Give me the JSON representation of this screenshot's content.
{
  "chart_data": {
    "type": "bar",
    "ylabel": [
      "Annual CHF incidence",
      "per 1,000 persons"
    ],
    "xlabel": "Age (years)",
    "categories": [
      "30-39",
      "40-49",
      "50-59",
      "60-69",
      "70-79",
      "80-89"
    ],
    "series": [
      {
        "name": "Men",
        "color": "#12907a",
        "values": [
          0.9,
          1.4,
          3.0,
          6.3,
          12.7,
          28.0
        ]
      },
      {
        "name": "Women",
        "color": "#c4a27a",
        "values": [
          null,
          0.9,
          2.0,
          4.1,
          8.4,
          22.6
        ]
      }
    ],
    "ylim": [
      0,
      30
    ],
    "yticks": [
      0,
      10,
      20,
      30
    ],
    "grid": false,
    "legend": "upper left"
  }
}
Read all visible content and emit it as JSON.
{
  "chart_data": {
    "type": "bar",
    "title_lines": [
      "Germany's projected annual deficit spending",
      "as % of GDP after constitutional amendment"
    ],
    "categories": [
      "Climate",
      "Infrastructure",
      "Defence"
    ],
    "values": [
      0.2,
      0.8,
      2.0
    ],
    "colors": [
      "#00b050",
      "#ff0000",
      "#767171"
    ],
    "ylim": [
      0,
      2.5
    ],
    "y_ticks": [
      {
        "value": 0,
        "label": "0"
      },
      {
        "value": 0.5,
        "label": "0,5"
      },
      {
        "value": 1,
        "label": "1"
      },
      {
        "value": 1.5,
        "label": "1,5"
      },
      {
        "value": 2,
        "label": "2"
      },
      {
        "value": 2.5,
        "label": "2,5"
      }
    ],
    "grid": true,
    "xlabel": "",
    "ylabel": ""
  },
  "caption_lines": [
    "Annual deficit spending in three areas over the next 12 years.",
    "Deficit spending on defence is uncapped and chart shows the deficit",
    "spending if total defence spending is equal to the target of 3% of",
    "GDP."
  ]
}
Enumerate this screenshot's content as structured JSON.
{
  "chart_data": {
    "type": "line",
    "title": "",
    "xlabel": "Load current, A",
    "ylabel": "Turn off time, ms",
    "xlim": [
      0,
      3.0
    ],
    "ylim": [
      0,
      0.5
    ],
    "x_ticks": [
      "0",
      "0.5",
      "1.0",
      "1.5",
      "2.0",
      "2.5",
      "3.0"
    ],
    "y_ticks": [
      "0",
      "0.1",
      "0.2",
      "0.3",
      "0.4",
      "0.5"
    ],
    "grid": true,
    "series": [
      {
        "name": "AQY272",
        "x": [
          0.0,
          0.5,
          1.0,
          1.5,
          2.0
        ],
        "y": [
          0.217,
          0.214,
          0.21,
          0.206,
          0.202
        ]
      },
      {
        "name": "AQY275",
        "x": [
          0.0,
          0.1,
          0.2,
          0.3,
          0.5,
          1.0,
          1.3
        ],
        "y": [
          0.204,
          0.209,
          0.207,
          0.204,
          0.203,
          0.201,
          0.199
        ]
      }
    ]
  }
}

▸ **TASK OBJECTIVE**: What is the number of lines that contain "years"? Reply with that number alone.

▸ **THE OUTPUT**: 2